Exercise instructions:
Write out, precisely and in full, each line of the material.

Records to process:
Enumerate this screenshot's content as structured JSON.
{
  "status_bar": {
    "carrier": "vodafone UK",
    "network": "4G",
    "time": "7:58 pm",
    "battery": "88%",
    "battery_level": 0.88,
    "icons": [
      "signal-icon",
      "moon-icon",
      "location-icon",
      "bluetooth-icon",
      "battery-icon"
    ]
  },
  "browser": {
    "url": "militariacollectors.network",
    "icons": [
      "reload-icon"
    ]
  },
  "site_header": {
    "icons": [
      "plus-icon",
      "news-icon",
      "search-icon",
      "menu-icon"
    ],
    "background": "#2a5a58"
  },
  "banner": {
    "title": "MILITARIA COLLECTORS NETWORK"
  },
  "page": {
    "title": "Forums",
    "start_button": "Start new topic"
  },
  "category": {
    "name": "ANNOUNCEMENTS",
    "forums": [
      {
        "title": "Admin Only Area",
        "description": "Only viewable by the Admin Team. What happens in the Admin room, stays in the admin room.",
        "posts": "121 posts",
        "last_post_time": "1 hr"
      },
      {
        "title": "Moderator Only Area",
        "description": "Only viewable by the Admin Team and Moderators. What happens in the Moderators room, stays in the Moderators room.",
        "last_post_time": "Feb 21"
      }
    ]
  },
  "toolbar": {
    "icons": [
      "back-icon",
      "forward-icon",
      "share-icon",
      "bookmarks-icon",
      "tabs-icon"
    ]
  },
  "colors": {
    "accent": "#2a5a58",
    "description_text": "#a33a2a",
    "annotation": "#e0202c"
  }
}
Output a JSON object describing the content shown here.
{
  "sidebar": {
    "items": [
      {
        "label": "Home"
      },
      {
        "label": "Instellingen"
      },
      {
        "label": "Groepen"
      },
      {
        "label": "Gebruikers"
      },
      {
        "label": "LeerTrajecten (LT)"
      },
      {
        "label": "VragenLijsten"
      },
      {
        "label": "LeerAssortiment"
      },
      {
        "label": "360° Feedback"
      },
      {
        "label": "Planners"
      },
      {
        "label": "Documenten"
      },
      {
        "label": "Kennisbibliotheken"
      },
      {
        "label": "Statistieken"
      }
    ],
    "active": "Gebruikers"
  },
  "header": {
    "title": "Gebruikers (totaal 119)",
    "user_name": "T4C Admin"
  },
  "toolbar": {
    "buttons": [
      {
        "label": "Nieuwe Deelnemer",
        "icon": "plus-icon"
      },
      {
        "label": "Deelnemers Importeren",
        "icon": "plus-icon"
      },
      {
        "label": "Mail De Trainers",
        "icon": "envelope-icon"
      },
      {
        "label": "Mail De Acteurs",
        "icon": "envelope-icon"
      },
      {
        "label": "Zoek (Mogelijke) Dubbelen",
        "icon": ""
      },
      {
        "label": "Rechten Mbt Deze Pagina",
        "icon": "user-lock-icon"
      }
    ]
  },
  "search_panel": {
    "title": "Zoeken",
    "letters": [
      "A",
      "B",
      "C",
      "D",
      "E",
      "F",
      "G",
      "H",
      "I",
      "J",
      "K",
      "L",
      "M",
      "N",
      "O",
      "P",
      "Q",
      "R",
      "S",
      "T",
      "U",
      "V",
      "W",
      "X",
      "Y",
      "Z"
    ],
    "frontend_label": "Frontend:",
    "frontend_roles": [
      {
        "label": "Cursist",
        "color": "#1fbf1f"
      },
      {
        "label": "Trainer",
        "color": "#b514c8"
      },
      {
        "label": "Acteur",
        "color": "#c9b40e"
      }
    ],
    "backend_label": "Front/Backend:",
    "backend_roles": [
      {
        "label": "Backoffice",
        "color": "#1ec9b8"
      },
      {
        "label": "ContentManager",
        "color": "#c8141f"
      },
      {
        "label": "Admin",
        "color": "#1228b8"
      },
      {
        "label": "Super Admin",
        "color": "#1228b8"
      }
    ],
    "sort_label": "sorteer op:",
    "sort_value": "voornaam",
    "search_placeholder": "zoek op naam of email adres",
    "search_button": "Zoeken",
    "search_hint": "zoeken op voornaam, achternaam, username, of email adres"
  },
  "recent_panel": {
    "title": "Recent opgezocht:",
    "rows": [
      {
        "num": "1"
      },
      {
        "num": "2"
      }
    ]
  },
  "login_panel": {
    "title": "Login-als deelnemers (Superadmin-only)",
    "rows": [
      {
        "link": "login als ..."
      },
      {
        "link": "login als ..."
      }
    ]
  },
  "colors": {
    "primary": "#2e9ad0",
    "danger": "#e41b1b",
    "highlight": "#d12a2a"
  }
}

Full solution:
Enumerate this screenshot's content as structured JSON.
{
  "status_bar": {
    "carrier": "vodafone UK",
    "network": "4G",
    "time": "7:58 pm",
    "battery": "88%",
    "battery_level": 0.88,
    "icons": [
      "signal-icon",
      "moon-icon",
      "location-icon",
      "bluetooth-icon",
      "battery-icon"
    ]
  },
  "browser": {
    "url": "militariacollectors.network",
    "icons": [
      "reload-icon"
    ]
  },
  "site_header": {
    "icons": [
      "plus-icon",
      "news-icon",
      "search-icon",
      "menu-icon"
    ],
    "background": "#2a5a58"
  },
  "banner": {
    "title": "MILITARIA COLLECTORS NETWORK"
  },
  "page": {
    "title": "Forums",
    "start_button": "Start new topic"
  },
  "category": {
    "name": "ANNOUNCEMENTS",
    "forums": [
      {
        "title": "Admin Only Area",
        "description": "Only viewable by the Admin Team. What happens in the Admin room, stays in the admin room.",
        "posts": "121 posts",
        "last_post_time": "1 hr"
      },
      {
        "title": "Moderator Only Area",
        "description": "Only viewable by the Admin Team and Moderators. What happens in the Moderators room, stays in the Moderators room.",
        "last_post_time": "Feb 21"
      }
    ]
  },
  "toolbar": {
    "icons": [
      "back-icon",
      "forward-icon",
      "share-icon",
      "bookmarks-icon",
      "tabs-icon"
    ]
  },
  "colors": {
    "accent": "#2a5a58",
    "description_text": "#a33a2a",
    "annotation": "#e0202c"
  }
}
Output a JSON object describing the content shown here.
{
  "sidebar": {
    "items": [
      {
        "label": "Home"
      },
      {
        "label": "Instellingen"
      },
      {
        "label": "Groepen"
      },
      {
        "label": "Gebruikers"
      },
      {
        "label": "LeerTrajecten (LT)"
      },
      {
        "label": "VragenLijsten"
      },
      {
        "label": "LeerAssortiment"
      },
      {
        "label": "360° Feedback"
      },
      {
        "label": "Planners"
      },
      {
        "label": "Documenten"
      },
      {
        "label": "Kennisbibliotheken"
      },
      {
        "label": "Statistieken"
      }
    ],
    "active": "Gebruikers"
  },
  "header": {
    "title": "Gebruikers (totaal 119)",
    "user_name": "T4C Admin"
  },
  "toolbar": {
    "buttons": [
      {
        "label": "Nieuwe Deelnemer",
        "icon": "plus-icon"
      },
      {
        "label": "Deelnemers Importeren",
        "icon": "plus-icon"
      },
      {
        "label": "Mail De Trainers",
        "icon": "envelope-icon"
      },
      {
        "label": "Mail De Acteurs",
        "icon": "envelope-icon"
      },
      {
        "label": "Zoek (Mogelijke) Dubbelen",
        "icon": ""
      },
      {
        "label": "Rechten Mbt Deze Pagina",
        "icon": "user-lock-icon"
      }
    ]
  },
  "search_panel": {
    "title": "Zoeken",
    "letters": [
      "A",
      "B",
      "C",
      "D",
      "E",
      "F",
      "G",
      "H",
      "I",
      "J",
      "K",
      "L",
      "M",
      "N",
      "O",
      "P",
      "Q",
      "R",
      "S",
      "T",
      "U",
      "V",
      "W",
      "X",
      "Y",
      "Z"
    ],
    "frontend_label": "Frontend:",
    "frontend_roles": [
      {
        "label": "Cursist",
        "color": "#1fbf1f"
      },
      {
        "label": "Trainer",
        "color": "#b514c8"
      },
      {
        "label": "Acteur",
        "color": "#c9b40e"
      }
    ],
    "backend_label": "Front/Backend:",
    "backend_roles": [
      {
        "label": "Backoffice",
        "color": "#1ec9b8"
      },
      {
        "label": "ContentManager",
        "color": "#c8141f"
      },
      {
        "label": "Admin",
        "color": "#1228b8"
      },
      {
        "label": "Super Admin",
        "color": "#1228b8"
      }
    ],
    "sort_label": "sorteer op:",
    "sort_value": "voornaam",
    "search_placeholder": "zoek op naam of email adres",
    "search_button": "Zoeken",
    "search_hint": "zoeken op voornaam, achternaam, username, of email adres"
  },
  "recent_panel": {
    "title": "Recent opgezocht:",
    "rows": [
      {
        "num": "1"
      },
      {
        "num": "2"
      }
    ]
  },
  "login_panel": {
    "title": "Login-als deelnemers (Superadmin-only)",
    "rows": [
      {
        "link": "login als ..."
      },
      {
        "link": "login als ..."
      }
    ]
  },
  "colors": {
    "primary": "#2e9ad0",
    "danger": "#e41b1b",
    "highlight": "#d12a2a"
  }
}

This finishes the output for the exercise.